**WHAT YOU ARE ASKED TO DO:** An exact copy of all entries is required.

Stored items from a collection:
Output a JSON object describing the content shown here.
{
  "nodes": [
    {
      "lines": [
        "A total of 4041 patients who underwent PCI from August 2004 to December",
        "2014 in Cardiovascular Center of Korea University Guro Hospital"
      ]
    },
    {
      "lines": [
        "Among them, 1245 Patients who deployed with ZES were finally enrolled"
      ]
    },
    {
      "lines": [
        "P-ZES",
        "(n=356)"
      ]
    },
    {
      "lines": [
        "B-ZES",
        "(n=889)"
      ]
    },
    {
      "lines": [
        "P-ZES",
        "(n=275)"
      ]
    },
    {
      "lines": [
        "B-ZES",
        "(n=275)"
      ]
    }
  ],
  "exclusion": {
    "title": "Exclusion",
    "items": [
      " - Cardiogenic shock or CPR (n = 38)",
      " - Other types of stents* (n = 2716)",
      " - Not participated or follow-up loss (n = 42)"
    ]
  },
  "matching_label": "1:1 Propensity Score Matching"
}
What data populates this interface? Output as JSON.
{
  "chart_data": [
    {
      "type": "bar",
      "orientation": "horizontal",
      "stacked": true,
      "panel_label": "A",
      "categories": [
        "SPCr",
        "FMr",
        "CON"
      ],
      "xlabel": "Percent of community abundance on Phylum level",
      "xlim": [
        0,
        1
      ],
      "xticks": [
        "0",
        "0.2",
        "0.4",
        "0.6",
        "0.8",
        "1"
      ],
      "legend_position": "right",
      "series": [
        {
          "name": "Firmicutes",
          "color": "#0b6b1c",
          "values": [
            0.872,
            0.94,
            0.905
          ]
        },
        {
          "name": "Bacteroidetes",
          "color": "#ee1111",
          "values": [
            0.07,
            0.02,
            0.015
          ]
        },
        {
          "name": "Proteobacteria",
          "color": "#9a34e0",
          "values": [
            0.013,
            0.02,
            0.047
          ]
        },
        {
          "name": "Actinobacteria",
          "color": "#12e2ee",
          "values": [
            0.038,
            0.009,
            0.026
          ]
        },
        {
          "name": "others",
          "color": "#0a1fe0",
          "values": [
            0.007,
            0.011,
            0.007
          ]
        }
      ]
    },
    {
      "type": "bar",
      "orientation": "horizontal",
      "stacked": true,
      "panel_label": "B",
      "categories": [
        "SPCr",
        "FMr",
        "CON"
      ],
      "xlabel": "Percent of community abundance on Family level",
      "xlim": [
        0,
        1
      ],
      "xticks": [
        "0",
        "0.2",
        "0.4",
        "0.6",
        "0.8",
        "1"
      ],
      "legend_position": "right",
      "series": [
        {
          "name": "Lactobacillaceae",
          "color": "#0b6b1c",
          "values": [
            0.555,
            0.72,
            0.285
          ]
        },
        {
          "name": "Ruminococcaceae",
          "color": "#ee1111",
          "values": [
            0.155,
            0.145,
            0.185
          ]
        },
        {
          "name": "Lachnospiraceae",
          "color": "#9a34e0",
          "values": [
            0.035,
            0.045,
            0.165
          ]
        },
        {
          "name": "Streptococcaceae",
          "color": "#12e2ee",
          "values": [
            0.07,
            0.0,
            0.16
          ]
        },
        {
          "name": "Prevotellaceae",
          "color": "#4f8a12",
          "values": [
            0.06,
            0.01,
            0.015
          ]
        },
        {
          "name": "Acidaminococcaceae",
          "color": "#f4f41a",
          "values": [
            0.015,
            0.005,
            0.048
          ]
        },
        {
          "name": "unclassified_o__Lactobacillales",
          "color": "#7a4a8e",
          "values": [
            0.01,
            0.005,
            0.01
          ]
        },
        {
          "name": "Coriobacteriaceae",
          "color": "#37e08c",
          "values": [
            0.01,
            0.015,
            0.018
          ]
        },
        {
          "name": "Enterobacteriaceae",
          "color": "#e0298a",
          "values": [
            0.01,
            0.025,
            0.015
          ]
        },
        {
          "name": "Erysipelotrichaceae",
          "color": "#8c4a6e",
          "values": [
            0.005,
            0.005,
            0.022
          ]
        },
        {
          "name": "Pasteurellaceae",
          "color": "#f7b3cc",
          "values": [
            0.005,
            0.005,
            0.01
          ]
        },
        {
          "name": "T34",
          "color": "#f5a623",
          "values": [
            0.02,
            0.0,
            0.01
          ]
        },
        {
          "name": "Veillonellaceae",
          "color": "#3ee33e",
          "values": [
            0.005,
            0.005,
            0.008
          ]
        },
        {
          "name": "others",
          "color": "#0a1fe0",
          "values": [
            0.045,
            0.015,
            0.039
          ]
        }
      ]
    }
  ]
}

**ANSWER TO THIS PROBLEM:**
Output a JSON object describing the content shown here.
{
  "nodes": [
    {
      "lines": [
        "A total of 4041 patients who underwent PCI from August 2004 to December",
        "2014 in Cardiovascular Center of Korea University Guro Hospital"
      ]
    },
    {
      "lines": [
        "Among them, 1245 Patients who deployed with ZES were finally enrolled"
      ]
    },
    {
      "lines": [
        "P-ZES",
        "(n=356)"
      ]
    },
    {
      "lines": [
        "B-ZES",
        "(n=889)"
      ]
    },
    {
      "lines": [
        "P-ZES",
        "(n=275)"
      ]
    },
    {
      "lines": [
        "B-ZES",
        "(n=275)"
      ]
    }
  ],
  "exclusion": {
    "title": "Exclusion",
    "items": [
      " - Cardiogenic shock or CPR (n = 38)",
      " - Other types of stents* (n = 2716)",
      " - Not participated or follow-up loss (n = 42)"
    ]
  },
  "matching_label": "1:1 Propensity Score Matching"
}
What data populates this interface? Output as JSON.
{
  "chart_data": [
    {
      "type": "bar",
      "orientation": "horizontal",
      "stacked": true,
      "panel_label": "A",
      "categories": [
        "SPCr",
        "FMr",
        "CON"
      ],
      "xlabel": "Percent of community abundance on Phylum level",
      "xlim": [
        0,
        1
      ],
      "xticks": [
        "0",
        "0.2",
        "0.4",
        "0.6",
        "0.8",
        "1"
      ],
      "legend_position": "right",
      "series": [
        {
          "name": "Firmicutes",
          "color": "#0b6b1c",
          "values": [
            0.872,
            0.94,
            0.905
          ]
        },
        {
          "name": "Bacteroidetes",
          "color": "#ee1111",
          "values": [
            0.07,
            0.02,
            0.015
          ]
        },
        {
          "name": "Proteobacteria",
          "color": "#9a34e0",
          "values": [
            0.013,
            0.02,
            0.047
          ]
        },
        {
          "name": "Actinobacteria",
          "color": "#12e2ee",
          "values": [
            0.038,
            0.009,
            0.026
          ]
        },
        {
          "name": "others",
          "color": "#0a1fe0",
          "values": [
            0.007,
            0.011,
            0.007
          ]
        }
      ]
    },
    {
      "type": "bar",
      "orientation": "horizontal",
      "stacked": true,
      "panel_label": "B",
      "categories": [
        "SPCr",
        "FMr",
        "CON"
      ],
      "xlabel": "Percent of community abundance on Family level",
      "xlim": [
        0,
        1
      ],
      "xticks": [
        "0",
        "0.2",
        "0.4",
        "0.6",
        "0.8",
        "1"
      ],
      "legend_position": "right",
      "series": [
        {
          "name": "Lactobacillaceae",
          "color": "#0b6b1c",
          "values": [
            0.555,
            0.72,
            0.285
          ]
        },
        {
          "name": "Ruminococcaceae",
          "color": "#ee1111",
          "values": [
            0.155,
            0.145,
            0.185
          ]
        },
        {
          "name": "Lachnospiraceae",
          "color": "#9a34e0",
          "values": [
            0.035,
            0.045,
            0.165
          ]
        },
        {
          "name": "Streptococcaceae",
          "color": "#12e2ee",
          "values": [
            0.07,
            0.0,
            0.16
          ]
        },
        {
          "name": "Prevotellaceae",
          "color": "#4f8a12",
          "values": [
            0.06,
            0.01,
            0.015
          ]
        },
        {
          "name": "Acidaminococcaceae",
          "color": "#f4f41a",
          "values": [
            0.015,
            0.005,
            0.048
          ]
        },
        {
          "name": "unclassified_o__Lactobacillales",
          "color": "#7a4a8e",
          "values": [
            0.01,
            0.005,
            0.01
          ]
        },
        {
          "name": "Coriobacteriaceae",
          "color": "#37e08c",
          "values": [
            0.01,
            0.015,
            0.018
          ]
        },
        {
          "name": "Enterobacteriaceae",
          "color": "#e0298a",
          "values": [
            0.01,
            0.025,
            0.015
          ]
        },
        {
          "name": "Erysipelotrichaceae",
          "color": "#8c4a6e",
          "values": [
            0.005,
            0.005,
            0.022
          ]
        },
        {
          "name": "Pasteurellaceae",
          "color": "#f7b3cc",
          "values": [
            0.005,
            0.005,
            0.01
          ]
        },
        {
          "name": "T34",
          "color": "#f5a623",
          "values": [
            0.02,
            0.0,
            0.01
          ]
        },
        {
          "name": "Veillonellaceae",
          "color": "#3ee33e",
          "values": [
            0.005,
            0.005,
            0.008
          ]
        },
        {
          "name": "others",
          "color": "#0a1fe0",
          "values": [
            0.045,
            0.015,
            0.039
          ]
        }
      ]
    }
  ]
}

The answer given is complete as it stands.